* begin Records provided *

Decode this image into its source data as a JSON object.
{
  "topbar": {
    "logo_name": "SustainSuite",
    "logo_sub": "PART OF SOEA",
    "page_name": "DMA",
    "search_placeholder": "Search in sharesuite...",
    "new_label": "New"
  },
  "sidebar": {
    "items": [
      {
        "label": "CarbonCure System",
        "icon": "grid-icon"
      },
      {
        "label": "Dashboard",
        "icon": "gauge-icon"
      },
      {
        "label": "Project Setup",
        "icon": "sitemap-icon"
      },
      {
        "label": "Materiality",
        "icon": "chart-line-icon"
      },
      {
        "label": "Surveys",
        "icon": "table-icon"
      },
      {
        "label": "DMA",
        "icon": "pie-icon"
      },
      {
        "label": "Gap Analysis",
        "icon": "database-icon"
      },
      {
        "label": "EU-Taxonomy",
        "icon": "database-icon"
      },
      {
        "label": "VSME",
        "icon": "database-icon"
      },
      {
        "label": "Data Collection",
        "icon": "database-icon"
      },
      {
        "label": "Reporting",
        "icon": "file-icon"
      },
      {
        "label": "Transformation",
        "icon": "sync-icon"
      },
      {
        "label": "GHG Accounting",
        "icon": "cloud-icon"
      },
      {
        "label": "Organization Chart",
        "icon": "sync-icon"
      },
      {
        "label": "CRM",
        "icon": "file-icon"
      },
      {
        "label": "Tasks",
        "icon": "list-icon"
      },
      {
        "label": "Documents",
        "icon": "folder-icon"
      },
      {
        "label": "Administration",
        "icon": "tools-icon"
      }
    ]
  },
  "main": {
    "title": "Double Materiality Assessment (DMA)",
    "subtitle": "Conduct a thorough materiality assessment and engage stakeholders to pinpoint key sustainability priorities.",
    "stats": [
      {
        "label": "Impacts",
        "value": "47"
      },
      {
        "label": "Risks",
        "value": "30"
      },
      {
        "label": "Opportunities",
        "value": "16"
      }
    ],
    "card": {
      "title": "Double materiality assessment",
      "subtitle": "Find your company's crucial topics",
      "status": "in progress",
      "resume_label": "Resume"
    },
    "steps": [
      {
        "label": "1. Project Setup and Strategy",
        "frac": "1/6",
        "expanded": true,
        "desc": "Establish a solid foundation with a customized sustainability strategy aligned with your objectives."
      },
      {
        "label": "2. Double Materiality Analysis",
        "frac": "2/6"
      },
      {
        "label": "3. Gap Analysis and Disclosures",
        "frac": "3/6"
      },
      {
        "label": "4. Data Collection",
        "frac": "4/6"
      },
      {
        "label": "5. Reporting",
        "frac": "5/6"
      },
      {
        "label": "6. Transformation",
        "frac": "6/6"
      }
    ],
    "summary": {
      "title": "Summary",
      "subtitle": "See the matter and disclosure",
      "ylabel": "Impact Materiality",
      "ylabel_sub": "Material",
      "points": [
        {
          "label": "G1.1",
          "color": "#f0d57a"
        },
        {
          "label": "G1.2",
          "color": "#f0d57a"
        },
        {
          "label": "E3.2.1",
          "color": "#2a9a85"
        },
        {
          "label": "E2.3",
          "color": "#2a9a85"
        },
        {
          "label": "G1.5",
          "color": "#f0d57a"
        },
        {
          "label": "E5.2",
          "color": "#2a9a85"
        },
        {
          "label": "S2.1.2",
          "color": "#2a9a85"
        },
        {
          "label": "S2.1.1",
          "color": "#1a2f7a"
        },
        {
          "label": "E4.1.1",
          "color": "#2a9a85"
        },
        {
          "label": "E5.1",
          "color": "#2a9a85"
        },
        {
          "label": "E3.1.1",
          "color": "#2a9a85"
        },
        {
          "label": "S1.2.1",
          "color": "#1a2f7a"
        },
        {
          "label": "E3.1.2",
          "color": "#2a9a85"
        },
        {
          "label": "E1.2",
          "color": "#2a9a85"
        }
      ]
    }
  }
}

* end Records provided *

#### What to produce:
Give the entries once more, exactly as they appear.

#### Answer to the task:
Decode this image into its source data as a JSON object.
{
  "topbar": {
    "logo_name": "SustainSuite",
    "logo_sub": "PART OF SOEA",
    "page_name": "DMA",
    "search_placeholder": "Search in sharesuite...",
    "new_label": "New"
  },
  "sidebar": {
    "items": [
      {
        "label": "CarbonCure System",
        "icon": "grid-icon"
      },
      {
        "label": "Dashboard",
        "icon": "gauge-icon"
      },
      {
        "label": "Project Setup",
        "icon": "sitemap-icon"
      },
      {
        "label": "Materiality",
        "icon": "chart-line-icon"
      },
      {
        "label": "Surveys",
        "icon": "table-icon"
      },
      {
        "label": "DMA",
        "icon": "pie-icon"
      },
      {
        "label": "Gap Analysis",
        "icon": "database-icon"
      },
      {
        "label": "EU-Taxonomy",
        "icon": "database-icon"
      },
      {
        "label": "VSME",
        "icon": "database-icon"
      },
      {
        "label": "Data Collection",
        "icon": "database-icon"
      },
      {
        "label": "Reporting",
        "icon": "file-icon"
      },
      {
        "label": "Transformation",
        "icon": "sync-icon"
      },
      {
        "label": "GHG Accounting",
        "icon": "cloud-icon"
      },
      {
        "label": "Organization Chart",
        "icon": "sync-icon"
      },
      {
        "label": "CRM",
        "icon": "file-icon"
      },
      {
        "label": "Tasks",
        "icon": "list-icon"
      },
      {
        "label": "Documents",
        "icon": "folder-icon"
      },
      {
        "label": "Administration",
        "icon": "tools-icon"
      }
    ]
  },
  "main": {
    "title": "Double Materiality Assessment (DMA)",
    "subtitle": "Conduct a thorough materiality assessment and engage stakeholders to pinpoint key sustainability priorities.",
    "stats": [
      {
        "label": "Impacts",
        "value": "47"
      },
      {
        "label": "Risks",
        "value": "30"
      },
      {
        "label": "Opportunities",
        "value": "16"
      }
    ],
    "card": {
      "title": "Double materiality assessment",
      "subtitle": "Find your company's crucial topics",
      "status": "in progress",
      "resume_label": "Resume"
    },
    "steps": [
      {
        "label": "1. Project Setup and Strategy",
        "frac": "1/6",
        "expanded": true,
        "desc": "Establish a solid foundation with a customized sustainability strategy aligned with your objectives."
      },
      {
        "label": "2. Double Materiality Analysis",
        "frac": "2/6"
      },
      {
        "label": "3. Gap Analysis and Disclosures",
        "frac": "3/6"
      },
      {
        "label": "4. Data Collection",
        "frac": "4/6"
      },
      {
        "label": "5. Reporting",
        "frac": "5/6"
      },
      {
        "label": "6. Transformation",
        "frac": "6/6"
      }
    ],
    "summary": {
      "title": "Summary",
      "subtitle": "See the matter and disclosure",
      "ylabel": "Impact Materiality",
      "ylabel_sub": "Material",
      "points": [
        {
          "label": "G1.1",
          "color": "#f0d57a"
        },
        {
          "label": "G1.2",
          "color": "#f0d57a"
        },
        {
          "label": "E3.2.1",
          "color": "#2a9a85"
        },
        {
          "label": "E2.3",
          "color": "#2a9a85"
        },
        {
          "label": "G1.5",
          "color": "#f0d57a"
        },
        {
          "label": "E5.2",
          "color": "#2a9a85"
        },
        {
          "label": "S2.1.2",
          "color": "#2a9a85"
        },
        {
          "label": "S2.1.1",
          "color": "#1a2f7a"
        },
        {
          "label": "E4.1.1",
          "color": "#2a9a85"
        },
        {
          "label": "E5.1",
          "color": "#2a9a85"
        },
        {
          "label": "E3.1.1",
          "color": "#2a9a85"
        },
        {
          "label": "S1.2.1",
          "color": "#1a2f7a"
        },
        {
          "label": "E3.1.2",
          "color": "#2a9a85"
        },
        {
          "label": "E1.2",
          "color": "#2a9a85"
        }
      ]
    }
  }
}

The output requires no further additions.